SET PROBLEM: Can you write out the whole listing exactly?

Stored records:
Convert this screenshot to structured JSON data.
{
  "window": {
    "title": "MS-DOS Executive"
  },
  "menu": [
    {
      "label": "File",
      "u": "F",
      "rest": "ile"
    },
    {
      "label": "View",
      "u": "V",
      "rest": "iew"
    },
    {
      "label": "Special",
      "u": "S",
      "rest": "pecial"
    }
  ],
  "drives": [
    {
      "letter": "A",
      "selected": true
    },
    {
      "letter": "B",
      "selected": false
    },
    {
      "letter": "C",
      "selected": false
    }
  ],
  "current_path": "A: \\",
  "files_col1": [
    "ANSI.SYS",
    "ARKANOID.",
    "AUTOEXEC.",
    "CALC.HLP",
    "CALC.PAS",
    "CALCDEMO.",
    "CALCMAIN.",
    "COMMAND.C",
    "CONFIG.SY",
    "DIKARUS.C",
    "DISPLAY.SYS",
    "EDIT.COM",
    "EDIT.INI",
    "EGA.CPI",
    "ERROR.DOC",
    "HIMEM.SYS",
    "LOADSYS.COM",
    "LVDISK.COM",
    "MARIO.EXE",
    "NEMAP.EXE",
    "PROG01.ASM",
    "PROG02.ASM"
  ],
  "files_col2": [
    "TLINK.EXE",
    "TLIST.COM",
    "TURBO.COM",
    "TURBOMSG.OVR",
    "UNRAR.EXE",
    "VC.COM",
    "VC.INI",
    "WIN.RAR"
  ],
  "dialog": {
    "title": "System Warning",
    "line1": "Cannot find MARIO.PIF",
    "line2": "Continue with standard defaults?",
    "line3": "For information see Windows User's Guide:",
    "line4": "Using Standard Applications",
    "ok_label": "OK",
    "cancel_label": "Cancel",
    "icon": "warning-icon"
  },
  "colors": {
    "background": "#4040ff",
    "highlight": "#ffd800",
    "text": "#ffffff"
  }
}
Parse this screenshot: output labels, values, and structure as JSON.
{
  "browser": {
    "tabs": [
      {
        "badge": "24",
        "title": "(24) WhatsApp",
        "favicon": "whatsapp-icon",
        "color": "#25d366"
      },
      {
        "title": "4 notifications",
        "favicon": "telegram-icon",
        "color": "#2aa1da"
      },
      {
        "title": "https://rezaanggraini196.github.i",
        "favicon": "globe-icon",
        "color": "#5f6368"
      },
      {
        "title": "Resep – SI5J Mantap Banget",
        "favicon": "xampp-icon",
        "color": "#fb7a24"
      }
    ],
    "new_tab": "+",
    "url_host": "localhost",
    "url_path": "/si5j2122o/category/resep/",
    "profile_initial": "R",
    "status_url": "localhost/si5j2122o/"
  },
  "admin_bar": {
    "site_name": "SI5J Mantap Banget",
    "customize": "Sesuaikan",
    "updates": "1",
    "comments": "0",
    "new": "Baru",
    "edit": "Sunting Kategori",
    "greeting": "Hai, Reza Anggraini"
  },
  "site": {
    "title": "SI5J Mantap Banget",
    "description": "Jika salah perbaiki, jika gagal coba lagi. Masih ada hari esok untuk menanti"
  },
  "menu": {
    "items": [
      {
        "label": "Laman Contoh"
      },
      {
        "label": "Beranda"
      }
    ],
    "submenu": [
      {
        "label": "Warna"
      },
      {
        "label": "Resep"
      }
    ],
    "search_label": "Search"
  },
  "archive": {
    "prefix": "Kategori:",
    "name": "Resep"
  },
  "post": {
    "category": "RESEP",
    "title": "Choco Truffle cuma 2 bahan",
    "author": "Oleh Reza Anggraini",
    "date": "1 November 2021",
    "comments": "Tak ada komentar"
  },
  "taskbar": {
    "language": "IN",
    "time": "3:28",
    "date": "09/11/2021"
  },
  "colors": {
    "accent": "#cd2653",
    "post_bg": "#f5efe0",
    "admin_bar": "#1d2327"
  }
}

ANSWER IN FULL:
Convert this screenshot to structured JSON data.
{
  "window": {
    "title": "MS-DOS Executive"
  },
  "menu": [
    {
      "label": "File",
      "u": "F",
      "rest": "ile"
    },
    {
      "label": "View",
      "u": "V",
      "rest": "iew"
    },
    {
      "label": "Special",
      "u": "S",
      "rest": "pecial"
    }
  ],
  "drives": [
    {
      "letter": "A",
      "selected": true
    },
    {
      "letter": "B",
      "selected": false
    },
    {
      "letter": "C",
      "selected": false
    }
  ],
  "current_path": "A: \\",
  "files_col1": [
    "ANSI.SYS",
    "ARKANOID.",
    "AUTOEXEC.",
    "CALC.HLP",
    "CALC.PAS",
    "CALCDEMO.",
    "CALCMAIN.",
    "COMMAND.C",
    "CONFIG.SY",
    "DIKARUS.C",
    "DISPLAY.SYS",
    "EDIT.COM",
    "EDIT.INI",
    "EGA.CPI",
    "ERROR.DOC",
    "HIMEM.SYS",
    "LOADSYS.COM",
    "LVDISK.COM",
    "MARIO.EXE",
    "NEMAP.EXE",
    "PROG01.ASM",
    "PROG02.ASM"
  ],
  "files_col2": [
    "TLINK.EXE",
    "TLIST.COM",
    "TURBO.COM",
    "TURBOMSG.OVR",
    "UNRAR.EXE",
    "VC.COM",
    "VC.INI",
    "WIN.RAR"
  ],
  "dialog": {
    "title": "System Warning",
    "line1": "Cannot find MARIO.PIF",
    "line2": "Continue with standard defaults?",
    "line3": "For information see Windows User's Guide:",
    "line4": "Using Standard Applications",
    "ok_label": "OK",
    "cancel_label": "Cancel",
    "icon": "warning-icon"
  },
  "colors": {
    "background": "#4040ff",
    "highlight": "#ffd800",
    "text": "#ffffff"
  }
}
Parse this screenshot: output labels, values, and structure as JSON.
{
  "browser": {
    "tabs": [
      {
        "badge": "24",
        "title": "(24) WhatsApp",
        "favicon": "whatsapp-icon",
        "color": "#25d366"
      },
      {
        "title": "4 notifications",
        "favicon": "telegram-icon",
        "color": "#2aa1da"
      },
      {
        "title": "https://rezaanggraini196.github.i",
        "favicon": "globe-icon",
        "color": "#5f6368"
      },
      {
        "title": "Resep – SI5J Mantap Banget",
        "favicon": "xampp-icon",
        "color": "#fb7a24"
      }
    ],
    "new_tab": "+",
    "url_host": "localhost",
    "url_path": "/si5j2122o/category/resep/",
    "profile_initial": "R",
    "status_url": "localhost/si5j2122o/"
  },
  "admin_bar": {
    "site_name": "SI5J Mantap Banget",
    "customize": "Sesuaikan",
    "updates": "1",
    "comments": "0",
    "new": "Baru",
    "edit": "Sunting Kategori",
    "greeting": "Hai, Reza Anggraini"
  },
  "site": {
    "title": "SI5J Mantap Banget",
    "description": "Jika salah perbaiki, jika gagal coba lagi. Masih ada hari esok untuk menanti"
  },
  "menu": {
    "items": [
      {
        "label": "Laman Contoh"
      },
      {
        "label": "Beranda"
      }
    ],
    "submenu": [
      {
        "label": "Warna"
      },
      {
        "label": "Resep"
      }
    ],
    "search_label": "Search"
  },
  "archive": {
    "prefix": "Kategori:",
    "name": "Resep"
  },
  "post": {
    "category": "RESEP",
    "title": "Choco Truffle cuma 2 bahan",
    "author": "Oleh Reza Anggraini",
    "date": "1 November 2021",
    "comments": "Tak ada komentar"
  },
  "taskbar": {
    "language": "IN",
    "time": "3:28",
    "date": "09/11/2021"
  },
  "colors": {
    "accent": "#cd2653",
    "post_bg": "#f5efe0",
    "admin_bar": "#1d2327"
  }
}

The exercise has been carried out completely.